To do: Pick out every line holding the string "Mozart" and copy it.
── Task material
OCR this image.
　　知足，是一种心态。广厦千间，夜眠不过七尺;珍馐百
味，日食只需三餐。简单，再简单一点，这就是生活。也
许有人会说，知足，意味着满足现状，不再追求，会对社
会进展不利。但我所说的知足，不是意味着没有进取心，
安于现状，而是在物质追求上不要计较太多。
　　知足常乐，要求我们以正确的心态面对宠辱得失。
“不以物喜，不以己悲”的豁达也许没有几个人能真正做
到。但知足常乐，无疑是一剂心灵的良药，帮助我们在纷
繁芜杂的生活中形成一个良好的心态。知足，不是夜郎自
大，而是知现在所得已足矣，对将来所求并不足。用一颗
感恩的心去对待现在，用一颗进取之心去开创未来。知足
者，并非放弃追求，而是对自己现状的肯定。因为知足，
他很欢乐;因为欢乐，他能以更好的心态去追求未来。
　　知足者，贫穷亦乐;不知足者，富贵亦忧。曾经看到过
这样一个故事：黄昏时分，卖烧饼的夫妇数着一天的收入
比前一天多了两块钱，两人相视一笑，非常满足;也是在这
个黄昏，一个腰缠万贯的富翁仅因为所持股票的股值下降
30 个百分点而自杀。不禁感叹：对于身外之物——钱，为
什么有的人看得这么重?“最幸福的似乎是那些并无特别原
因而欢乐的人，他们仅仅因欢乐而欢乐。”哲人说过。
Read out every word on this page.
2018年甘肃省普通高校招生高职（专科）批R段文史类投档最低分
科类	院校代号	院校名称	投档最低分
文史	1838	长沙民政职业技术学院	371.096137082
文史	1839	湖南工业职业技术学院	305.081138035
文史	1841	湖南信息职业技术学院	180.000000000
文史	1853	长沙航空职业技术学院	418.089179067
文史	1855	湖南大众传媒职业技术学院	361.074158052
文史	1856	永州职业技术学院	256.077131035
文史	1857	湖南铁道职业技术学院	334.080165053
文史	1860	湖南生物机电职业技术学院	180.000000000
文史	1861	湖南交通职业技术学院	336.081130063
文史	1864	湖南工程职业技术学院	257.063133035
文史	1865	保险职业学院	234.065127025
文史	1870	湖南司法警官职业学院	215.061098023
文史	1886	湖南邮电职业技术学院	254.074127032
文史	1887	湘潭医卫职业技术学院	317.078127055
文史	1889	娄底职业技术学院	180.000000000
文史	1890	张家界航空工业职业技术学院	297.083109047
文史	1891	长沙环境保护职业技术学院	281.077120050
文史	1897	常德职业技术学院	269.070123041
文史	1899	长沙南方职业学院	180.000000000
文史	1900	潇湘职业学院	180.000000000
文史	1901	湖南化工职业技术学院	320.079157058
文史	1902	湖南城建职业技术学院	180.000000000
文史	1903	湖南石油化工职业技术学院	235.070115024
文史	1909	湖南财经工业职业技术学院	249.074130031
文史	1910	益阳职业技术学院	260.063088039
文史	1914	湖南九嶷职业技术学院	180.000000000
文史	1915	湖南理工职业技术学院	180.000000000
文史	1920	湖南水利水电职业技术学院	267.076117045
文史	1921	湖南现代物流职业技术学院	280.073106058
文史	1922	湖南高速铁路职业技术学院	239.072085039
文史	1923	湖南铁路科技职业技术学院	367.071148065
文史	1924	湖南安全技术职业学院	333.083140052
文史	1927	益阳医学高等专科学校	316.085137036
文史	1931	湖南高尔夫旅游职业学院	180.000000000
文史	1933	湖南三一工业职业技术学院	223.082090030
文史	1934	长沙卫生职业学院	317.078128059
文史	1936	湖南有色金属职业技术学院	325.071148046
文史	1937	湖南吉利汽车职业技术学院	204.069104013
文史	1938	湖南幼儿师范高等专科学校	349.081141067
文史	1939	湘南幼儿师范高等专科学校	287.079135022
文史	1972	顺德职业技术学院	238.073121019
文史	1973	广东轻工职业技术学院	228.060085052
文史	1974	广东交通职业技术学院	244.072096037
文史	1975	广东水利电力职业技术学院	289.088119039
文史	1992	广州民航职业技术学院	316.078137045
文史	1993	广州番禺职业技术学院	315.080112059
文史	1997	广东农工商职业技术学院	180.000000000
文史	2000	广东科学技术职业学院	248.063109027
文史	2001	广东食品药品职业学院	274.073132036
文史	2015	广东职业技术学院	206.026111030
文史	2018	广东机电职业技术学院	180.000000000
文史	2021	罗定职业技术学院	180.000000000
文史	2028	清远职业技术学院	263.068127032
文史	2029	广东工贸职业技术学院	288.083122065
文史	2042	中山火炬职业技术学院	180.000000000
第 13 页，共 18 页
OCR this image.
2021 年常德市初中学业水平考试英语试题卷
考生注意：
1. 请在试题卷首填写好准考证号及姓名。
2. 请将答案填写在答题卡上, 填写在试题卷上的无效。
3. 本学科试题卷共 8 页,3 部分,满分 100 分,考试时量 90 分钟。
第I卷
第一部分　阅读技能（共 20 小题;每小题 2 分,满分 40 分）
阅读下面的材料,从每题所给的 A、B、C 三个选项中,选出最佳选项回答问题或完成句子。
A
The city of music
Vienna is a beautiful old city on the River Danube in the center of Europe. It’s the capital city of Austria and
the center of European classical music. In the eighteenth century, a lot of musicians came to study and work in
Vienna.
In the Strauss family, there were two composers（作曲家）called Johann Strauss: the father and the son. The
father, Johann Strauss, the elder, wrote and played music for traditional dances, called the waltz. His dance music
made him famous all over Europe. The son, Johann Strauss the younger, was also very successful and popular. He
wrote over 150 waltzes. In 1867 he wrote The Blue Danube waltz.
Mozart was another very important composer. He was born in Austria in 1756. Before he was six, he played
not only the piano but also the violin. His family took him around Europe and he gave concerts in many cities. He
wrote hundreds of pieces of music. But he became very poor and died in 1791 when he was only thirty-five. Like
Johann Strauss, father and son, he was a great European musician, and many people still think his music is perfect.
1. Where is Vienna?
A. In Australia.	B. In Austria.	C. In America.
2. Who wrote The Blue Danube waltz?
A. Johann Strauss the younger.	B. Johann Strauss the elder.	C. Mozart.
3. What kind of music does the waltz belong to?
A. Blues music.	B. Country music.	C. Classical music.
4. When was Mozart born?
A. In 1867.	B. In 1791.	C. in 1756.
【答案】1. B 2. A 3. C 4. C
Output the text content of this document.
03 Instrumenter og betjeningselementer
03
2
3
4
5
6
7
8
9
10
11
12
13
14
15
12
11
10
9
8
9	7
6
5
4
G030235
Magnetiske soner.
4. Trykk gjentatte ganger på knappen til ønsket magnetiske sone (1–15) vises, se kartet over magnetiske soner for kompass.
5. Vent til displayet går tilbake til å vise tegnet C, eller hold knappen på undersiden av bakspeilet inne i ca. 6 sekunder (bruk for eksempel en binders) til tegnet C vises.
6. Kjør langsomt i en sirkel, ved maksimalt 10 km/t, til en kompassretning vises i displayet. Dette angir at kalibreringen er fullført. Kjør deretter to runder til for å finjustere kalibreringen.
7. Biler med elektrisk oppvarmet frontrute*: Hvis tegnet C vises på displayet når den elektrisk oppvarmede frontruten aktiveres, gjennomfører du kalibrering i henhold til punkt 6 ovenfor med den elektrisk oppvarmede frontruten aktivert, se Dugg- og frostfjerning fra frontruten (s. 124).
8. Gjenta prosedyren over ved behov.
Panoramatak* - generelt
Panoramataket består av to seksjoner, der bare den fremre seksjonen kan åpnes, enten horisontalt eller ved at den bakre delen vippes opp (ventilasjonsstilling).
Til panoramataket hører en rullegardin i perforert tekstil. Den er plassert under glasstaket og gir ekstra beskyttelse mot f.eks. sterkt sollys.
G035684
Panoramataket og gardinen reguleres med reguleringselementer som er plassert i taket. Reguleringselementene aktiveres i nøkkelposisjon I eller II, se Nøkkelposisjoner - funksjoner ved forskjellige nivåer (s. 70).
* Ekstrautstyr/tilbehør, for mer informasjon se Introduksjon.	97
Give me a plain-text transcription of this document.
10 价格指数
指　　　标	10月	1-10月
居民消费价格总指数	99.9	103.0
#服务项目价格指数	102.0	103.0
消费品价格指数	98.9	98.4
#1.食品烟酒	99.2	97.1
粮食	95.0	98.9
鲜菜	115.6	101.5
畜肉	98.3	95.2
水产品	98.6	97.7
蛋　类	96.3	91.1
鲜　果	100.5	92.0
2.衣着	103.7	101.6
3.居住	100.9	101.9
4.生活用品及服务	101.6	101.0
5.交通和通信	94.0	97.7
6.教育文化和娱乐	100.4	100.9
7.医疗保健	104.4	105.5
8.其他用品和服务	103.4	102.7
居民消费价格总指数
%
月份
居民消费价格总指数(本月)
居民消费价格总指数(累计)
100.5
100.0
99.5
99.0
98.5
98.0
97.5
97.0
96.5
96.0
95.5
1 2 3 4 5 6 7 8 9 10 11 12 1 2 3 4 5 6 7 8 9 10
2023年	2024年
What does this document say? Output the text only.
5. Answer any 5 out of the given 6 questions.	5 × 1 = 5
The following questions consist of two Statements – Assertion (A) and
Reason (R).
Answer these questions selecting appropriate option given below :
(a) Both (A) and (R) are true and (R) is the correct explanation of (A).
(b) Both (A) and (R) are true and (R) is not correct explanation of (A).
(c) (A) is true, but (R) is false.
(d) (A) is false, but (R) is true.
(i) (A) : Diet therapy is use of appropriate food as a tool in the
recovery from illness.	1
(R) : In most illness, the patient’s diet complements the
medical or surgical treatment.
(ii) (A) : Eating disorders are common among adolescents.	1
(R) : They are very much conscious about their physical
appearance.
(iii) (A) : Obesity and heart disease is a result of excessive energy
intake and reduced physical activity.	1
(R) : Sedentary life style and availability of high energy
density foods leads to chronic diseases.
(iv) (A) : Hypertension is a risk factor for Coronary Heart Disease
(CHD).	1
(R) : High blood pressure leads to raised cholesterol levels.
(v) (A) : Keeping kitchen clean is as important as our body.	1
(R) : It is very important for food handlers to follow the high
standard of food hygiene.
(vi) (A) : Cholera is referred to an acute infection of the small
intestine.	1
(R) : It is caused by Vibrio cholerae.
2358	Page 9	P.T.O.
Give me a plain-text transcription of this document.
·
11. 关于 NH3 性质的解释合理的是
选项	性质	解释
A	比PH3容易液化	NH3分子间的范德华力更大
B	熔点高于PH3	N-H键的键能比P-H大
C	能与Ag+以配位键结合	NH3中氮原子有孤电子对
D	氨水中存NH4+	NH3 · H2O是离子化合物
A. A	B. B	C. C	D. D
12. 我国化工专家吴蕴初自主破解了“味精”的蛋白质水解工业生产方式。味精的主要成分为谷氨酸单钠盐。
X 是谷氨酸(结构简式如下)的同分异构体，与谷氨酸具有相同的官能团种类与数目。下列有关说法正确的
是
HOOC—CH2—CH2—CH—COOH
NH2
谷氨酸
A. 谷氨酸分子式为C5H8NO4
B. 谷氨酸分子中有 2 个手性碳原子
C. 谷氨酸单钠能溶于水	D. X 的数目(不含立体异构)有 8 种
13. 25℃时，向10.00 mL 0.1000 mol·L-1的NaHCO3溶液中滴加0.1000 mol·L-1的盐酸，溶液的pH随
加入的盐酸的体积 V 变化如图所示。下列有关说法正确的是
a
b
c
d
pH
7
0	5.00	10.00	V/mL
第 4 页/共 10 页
────
Problem solution:
Mozart was another very important composer. He was born in Austria in 1756. Before he was six, he played
A. Johann Strauss the younger.	B. Johann Strauss the elder.	C. Mozart.
4. When was Mozart born?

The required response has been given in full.